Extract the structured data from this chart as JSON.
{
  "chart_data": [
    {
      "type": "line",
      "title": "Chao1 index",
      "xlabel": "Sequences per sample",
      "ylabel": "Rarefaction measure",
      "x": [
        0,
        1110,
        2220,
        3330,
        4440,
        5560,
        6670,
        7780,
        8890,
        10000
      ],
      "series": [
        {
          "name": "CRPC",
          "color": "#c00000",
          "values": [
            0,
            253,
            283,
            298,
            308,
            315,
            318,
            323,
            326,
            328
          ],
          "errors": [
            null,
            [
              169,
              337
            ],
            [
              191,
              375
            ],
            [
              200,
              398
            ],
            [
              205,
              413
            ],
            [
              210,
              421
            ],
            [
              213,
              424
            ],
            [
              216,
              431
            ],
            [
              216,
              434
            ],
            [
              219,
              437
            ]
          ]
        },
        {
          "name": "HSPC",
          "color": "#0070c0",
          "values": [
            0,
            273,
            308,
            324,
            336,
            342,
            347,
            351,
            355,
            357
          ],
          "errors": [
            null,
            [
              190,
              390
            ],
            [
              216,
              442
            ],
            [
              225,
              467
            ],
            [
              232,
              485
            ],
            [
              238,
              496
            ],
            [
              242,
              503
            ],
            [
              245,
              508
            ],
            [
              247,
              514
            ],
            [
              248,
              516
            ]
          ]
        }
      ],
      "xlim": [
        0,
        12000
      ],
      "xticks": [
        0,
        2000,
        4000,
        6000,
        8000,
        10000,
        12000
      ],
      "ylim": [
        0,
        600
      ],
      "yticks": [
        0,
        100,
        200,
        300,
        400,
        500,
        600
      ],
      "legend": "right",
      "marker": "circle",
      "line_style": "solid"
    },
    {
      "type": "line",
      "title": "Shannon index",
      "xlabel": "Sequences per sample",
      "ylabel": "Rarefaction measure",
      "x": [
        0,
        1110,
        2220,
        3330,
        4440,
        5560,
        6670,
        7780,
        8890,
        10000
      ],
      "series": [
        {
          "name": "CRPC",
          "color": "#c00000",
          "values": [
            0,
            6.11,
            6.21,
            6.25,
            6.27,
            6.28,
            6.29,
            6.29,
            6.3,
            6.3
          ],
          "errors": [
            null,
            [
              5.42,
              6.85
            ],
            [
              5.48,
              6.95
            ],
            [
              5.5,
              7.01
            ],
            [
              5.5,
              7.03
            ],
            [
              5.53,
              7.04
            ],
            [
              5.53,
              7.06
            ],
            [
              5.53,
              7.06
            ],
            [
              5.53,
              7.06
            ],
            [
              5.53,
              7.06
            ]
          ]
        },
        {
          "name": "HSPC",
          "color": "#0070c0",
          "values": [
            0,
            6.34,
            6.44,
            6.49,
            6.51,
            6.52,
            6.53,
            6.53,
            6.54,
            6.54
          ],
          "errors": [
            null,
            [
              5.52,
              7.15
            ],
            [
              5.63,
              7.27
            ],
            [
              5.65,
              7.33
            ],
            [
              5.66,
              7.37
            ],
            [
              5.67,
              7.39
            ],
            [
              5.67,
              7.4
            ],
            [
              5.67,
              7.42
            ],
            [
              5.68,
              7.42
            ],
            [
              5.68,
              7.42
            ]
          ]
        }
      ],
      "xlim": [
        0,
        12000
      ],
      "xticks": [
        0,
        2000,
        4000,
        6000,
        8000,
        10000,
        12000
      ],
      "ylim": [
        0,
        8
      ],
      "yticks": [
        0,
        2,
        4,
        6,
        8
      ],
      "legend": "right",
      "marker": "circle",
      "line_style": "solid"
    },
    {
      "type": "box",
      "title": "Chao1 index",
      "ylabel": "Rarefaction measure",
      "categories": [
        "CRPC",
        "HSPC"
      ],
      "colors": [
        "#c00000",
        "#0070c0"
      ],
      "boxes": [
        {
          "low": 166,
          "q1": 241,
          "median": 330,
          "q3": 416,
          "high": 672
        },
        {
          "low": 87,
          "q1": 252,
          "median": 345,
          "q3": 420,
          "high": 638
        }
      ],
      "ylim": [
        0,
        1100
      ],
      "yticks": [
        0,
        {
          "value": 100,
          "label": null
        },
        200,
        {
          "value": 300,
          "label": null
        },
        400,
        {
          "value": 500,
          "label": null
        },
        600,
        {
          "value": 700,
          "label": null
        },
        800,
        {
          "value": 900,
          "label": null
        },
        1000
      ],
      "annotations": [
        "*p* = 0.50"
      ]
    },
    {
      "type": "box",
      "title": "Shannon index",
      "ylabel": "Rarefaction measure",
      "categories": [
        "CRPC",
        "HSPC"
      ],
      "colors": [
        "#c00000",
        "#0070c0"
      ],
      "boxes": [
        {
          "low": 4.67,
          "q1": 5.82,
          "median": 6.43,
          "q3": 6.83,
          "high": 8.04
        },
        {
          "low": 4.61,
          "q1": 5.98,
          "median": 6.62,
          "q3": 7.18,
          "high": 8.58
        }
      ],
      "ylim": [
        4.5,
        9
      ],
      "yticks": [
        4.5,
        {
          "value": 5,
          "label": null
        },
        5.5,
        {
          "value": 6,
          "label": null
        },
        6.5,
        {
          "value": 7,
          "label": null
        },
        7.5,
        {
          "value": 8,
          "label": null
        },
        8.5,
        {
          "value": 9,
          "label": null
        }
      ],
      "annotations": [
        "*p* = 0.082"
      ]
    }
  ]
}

● **What is needed**
Each record above must be given again exactly.

● **Full response**
Extract the structured data from this chart as JSON.
{
  "chart_data": [
    {
      "type": "line",
      "title": "Chao1 index",
      "xlabel": "Sequences per sample",
      "ylabel": "Rarefaction measure",
      "x": [
        0,
        1110,
        2220,
        3330,
        4440,
        5560,
        6670,
        7780,
        8890,
        10000
      ],
      "series": [
        {
          "name": "CRPC",
          "color": "#c00000",
          "values": [
            0,
            253,
            283,
            298,
            308,
            315,
            318,
            323,
            326,
            328
          ],
          "errors": [
            null,
            [
              169,
              337
            ],
            [
              191,
              375
            ],
            [
              200,
              398
            ],
            [
              205,
              413
            ],
            [
              210,
              421
            ],
            [
              213,
              424
            ],
            [
              216,
              431
            ],
            [
              216,
              434
            ],
            [
              219,
              437
            ]
          ]
        },
        {
          "name": "HSPC",
          "color": "#0070c0",
          "values": [
            0,
            273,
            308,
            324,
            336,
            342,
            347,
            351,
            355,
            357
          ],
          "errors": [
            null,
            [
              190,
              390
            ],
            [
              216,
              442
            ],
            [
              225,
              467
            ],
            [
              232,
              485
            ],
            [
              238,
              496
            ],
            [
              242,
              503
            ],
            [
              245,
              508
            ],
            [
              247,
              514
            ],
            [
              248,
              516
            ]
          ]
        }
      ],
      "xlim": [
        0,
        12000
      ],
      "xticks": [
        0,
        2000,
        4000,
        6000,
        8000,
        10000,
        12000
      ],
      "ylim": [
        0,
        600
      ],
      "yticks": [
        0,
        100,
        200,
        300,
        400,
        500,
        600
      ],
      "legend": "right",
      "marker": "circle",
      "line_style": "solid"
    },
    {
      "type": "line",
      "title": "Shannon index",
      "xlabel": "Sequences per sample",
      "ylabel": "Rarefaction measure",
      "x": [
        0,
        1110,
        2220,
        3330,
        4440,
        5560,
        6670,
        7780,
        8890,
        10000
      ],
      "series": [
        {
          "name": "CRPC",
          "color": "#c00000",
          "values": [
            0,
            6.11,
            6.21,
            6.25,
            6.27,
            6.28,
            6.29,
            6.29,
            6.3,
            6.3
          ],
          "errors": [
            null,
            [
              5.42,
              6.85
            ],
            [
              5.48,
              6.95
            ],
            [
              5.5,
              7.01
            ],
            [
              5.5,
              7.03
            ],
            [
              5.53,
              7.04
            ],
            [
              5.53,
              7.06
            ],
            [
              5.53,
              7.06
            ],
            [
              5.53,
              7.06
            ],
            [
              5.53,
              7.06
            ]
          ]
        },
        {
          "name": "HSPC",
          "color": "#0070c0",
          "values": [
            0,
            6.34,
            6.44,
            6.49,
            6.51,
            6.52,
            6.53,
            6.53,
            6.54,
            6.54
          ],
          "errors": [
            null,
            [
              5.52,
              7.15
            ],
            [
              5.63,
              7.27
            ],
            [
              5.65,
              7.33
            ],
            [
              5.66,
              7.37
            ],
            [
              5.67,
              7.39
            ],
            [
              5.67,
              7.4
            ],
            [
              5.67,
              7.42
            ],
            [
              5.68,
              7.42
            ],
            [
              5.68,
              7.42
            ]
          ]
        }
      ],
      "xlim": [
        0,
        12000
      ],
      "xticks": [
        0,
        2000,
        4000,
        6000,
        8000,
        10000,
        12000
      ],
      "ylim": [
        0,
        8
      ],
      "yticks": [
        0,
        2,
        4,
        6,
        8
      ],
      "legend": "right",
      "marker": "circle",
      "line_style": "solid"
    },
    {
      "type": "box",
      "title": "Chao1 index",
      "ylabel": "Rarefaction measure",
      "categories": [
        "CRPC",
        "HSPC"
      ],
      "colors": [
        "#c00000",
        "#0070c0"
      ],
      "boxes": [
        {
          "low": 166,
          "q1": 241,
          "median": 330,
          "q3": 416,
          "high": 672
        },
        {
          "low": 87,
          "q1": 252,
          "median": 345,
          "q3": 420,
          "high": 638
        }
      ],
      "ylim": [
        0,
        1100
      ],
      "yticks": [
        0,
        {
          "value": 100,
          "label": null
        },
        200,
        {
          "value": 300,
          "label": null
        },
        400,
        {
          "value": 500,
          "label": null
        },
        600,
        {
          "value": 700,
          "label": null
        },
        800,
        {
          "value": 900,
          "label": null
        },
        1000
      ],
      "annotations": [
        "*p* = 0.50"
      ]
    },
    {
      "type": "box",
      "title": "Shannon index",
      "ylabel": "Rarefaction measure",
      "categories": [
        "CRPC",
        "HSPC"
      ],
      "colors": [
        "#c00000",
        "#0070c0"
      ],
      "boxes": [
        {
          "low": 4.67,
          "q1": 5.82,
          "median": 6.43,
          "q3": 6.83,
          "high": 8.04
        },
        {
          "low": 4.61,
          "q1": 5.98,
          "median": 6.62,
          "q3": 7.18,
          "high": 8.58
        }
      ],
      "ylim": [
        4.5,
        9
      ],
      "yticks": [
        4.5,
        {
          "value": 5,
          "label": null
        },
        5.5,
        {
          "value": 6,
          "label": null
        },
        6.5,
        {
          "value": 7,
          "label": null
        },
        7.5,
        {
          "value": 8,
          "label": null
        },
        8.5,
        {
          "value": 9,
          "label": null
        }
      ],
      "annotations": [
        "*p* = 0.082"
      ]
    }
  ]
}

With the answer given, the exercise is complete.